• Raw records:
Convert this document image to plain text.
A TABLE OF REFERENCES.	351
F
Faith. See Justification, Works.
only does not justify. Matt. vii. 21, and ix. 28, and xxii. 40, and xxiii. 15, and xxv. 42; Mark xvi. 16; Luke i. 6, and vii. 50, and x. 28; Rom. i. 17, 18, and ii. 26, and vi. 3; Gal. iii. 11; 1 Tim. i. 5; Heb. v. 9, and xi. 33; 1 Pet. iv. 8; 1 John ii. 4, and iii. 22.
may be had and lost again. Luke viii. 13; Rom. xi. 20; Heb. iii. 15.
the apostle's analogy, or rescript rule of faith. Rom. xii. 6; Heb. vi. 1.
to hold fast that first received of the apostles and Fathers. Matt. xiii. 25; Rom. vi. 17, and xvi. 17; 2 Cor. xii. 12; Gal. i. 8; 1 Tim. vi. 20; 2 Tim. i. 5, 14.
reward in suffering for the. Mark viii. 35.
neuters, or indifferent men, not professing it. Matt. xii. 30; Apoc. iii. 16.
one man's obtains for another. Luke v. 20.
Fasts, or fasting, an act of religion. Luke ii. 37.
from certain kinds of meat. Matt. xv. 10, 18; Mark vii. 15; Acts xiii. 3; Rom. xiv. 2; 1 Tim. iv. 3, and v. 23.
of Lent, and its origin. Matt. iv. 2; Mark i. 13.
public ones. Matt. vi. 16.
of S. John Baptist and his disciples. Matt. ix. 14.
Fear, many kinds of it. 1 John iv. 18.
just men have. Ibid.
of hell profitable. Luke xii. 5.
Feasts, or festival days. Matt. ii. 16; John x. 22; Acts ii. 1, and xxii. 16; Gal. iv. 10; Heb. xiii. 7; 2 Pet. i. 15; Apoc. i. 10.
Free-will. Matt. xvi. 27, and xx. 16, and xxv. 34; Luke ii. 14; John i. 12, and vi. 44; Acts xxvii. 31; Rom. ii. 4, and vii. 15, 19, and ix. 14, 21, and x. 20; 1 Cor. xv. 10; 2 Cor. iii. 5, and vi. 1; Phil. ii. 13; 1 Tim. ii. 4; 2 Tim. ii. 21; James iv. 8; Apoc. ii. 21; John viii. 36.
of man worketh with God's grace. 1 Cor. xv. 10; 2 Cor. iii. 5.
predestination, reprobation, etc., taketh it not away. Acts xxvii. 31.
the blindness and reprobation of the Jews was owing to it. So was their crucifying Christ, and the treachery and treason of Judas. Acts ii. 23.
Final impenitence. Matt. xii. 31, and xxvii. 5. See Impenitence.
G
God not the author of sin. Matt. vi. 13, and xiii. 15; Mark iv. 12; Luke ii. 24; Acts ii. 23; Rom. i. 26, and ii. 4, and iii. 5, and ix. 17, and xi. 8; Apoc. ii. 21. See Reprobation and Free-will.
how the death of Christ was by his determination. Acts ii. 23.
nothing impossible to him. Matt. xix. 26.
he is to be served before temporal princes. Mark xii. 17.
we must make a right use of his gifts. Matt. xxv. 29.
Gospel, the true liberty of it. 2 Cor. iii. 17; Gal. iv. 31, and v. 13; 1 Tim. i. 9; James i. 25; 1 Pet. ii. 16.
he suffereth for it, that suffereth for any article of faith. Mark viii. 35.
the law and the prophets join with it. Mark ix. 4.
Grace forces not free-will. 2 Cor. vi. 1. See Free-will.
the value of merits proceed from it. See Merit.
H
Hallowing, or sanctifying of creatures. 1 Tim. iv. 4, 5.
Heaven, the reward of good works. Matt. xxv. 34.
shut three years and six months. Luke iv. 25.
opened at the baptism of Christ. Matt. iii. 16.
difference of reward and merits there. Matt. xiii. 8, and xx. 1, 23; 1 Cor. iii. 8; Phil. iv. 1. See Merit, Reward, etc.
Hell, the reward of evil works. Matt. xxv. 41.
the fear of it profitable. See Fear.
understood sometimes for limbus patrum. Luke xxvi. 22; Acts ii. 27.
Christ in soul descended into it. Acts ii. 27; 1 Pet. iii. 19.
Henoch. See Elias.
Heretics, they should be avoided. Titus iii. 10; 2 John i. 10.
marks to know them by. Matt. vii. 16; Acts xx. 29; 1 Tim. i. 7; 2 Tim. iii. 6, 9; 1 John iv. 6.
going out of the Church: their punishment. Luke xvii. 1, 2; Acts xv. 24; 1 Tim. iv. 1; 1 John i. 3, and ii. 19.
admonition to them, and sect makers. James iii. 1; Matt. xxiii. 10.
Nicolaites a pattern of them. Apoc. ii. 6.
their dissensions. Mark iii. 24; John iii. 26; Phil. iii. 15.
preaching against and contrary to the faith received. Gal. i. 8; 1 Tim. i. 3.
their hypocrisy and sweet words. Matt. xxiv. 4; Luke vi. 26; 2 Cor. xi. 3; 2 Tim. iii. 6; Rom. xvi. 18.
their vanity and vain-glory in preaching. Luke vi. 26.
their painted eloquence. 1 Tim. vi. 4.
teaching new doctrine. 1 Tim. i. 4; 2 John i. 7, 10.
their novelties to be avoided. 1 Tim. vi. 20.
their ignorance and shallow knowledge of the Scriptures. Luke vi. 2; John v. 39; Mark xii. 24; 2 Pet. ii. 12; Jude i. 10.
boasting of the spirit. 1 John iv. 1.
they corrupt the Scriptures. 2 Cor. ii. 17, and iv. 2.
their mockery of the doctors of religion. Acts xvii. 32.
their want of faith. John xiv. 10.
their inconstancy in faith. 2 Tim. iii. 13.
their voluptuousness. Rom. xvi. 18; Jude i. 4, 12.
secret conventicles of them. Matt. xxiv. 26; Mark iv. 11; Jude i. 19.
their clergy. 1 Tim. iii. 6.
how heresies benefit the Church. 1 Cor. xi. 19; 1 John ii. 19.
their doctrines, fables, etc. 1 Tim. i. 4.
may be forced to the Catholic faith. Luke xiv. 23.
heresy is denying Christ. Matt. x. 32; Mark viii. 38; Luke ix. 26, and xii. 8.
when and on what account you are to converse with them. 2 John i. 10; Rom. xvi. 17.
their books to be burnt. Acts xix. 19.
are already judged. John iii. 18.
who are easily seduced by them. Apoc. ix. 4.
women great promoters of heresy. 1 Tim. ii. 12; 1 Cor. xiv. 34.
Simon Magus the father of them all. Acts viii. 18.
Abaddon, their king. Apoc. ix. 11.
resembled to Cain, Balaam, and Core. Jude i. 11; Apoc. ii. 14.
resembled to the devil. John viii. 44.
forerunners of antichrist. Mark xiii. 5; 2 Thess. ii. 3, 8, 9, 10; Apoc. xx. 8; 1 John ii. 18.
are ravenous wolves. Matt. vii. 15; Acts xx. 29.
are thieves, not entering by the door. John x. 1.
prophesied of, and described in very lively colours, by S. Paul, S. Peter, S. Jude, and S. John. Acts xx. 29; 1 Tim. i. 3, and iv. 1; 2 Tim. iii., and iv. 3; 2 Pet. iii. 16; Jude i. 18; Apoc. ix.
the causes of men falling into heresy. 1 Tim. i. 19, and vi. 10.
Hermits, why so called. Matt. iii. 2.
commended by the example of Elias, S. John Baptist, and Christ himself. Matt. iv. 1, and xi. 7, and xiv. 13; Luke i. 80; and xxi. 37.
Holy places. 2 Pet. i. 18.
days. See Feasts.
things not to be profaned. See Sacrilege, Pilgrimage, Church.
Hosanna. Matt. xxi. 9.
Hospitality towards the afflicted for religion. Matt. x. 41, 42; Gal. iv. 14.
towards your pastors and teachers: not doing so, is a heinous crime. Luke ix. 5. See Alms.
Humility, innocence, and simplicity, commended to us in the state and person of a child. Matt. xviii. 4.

• Work instructions: Search the listing for the word "Elias". Copy every line in which it occurs.

• Correct result:
Henoch. See Elias.
commended by the example of Elias, S. John Baptist, and Christ himself. Matt. iv. 1, and xi. 7, and xiv. 13; Luke i. 80; and xxi. 37.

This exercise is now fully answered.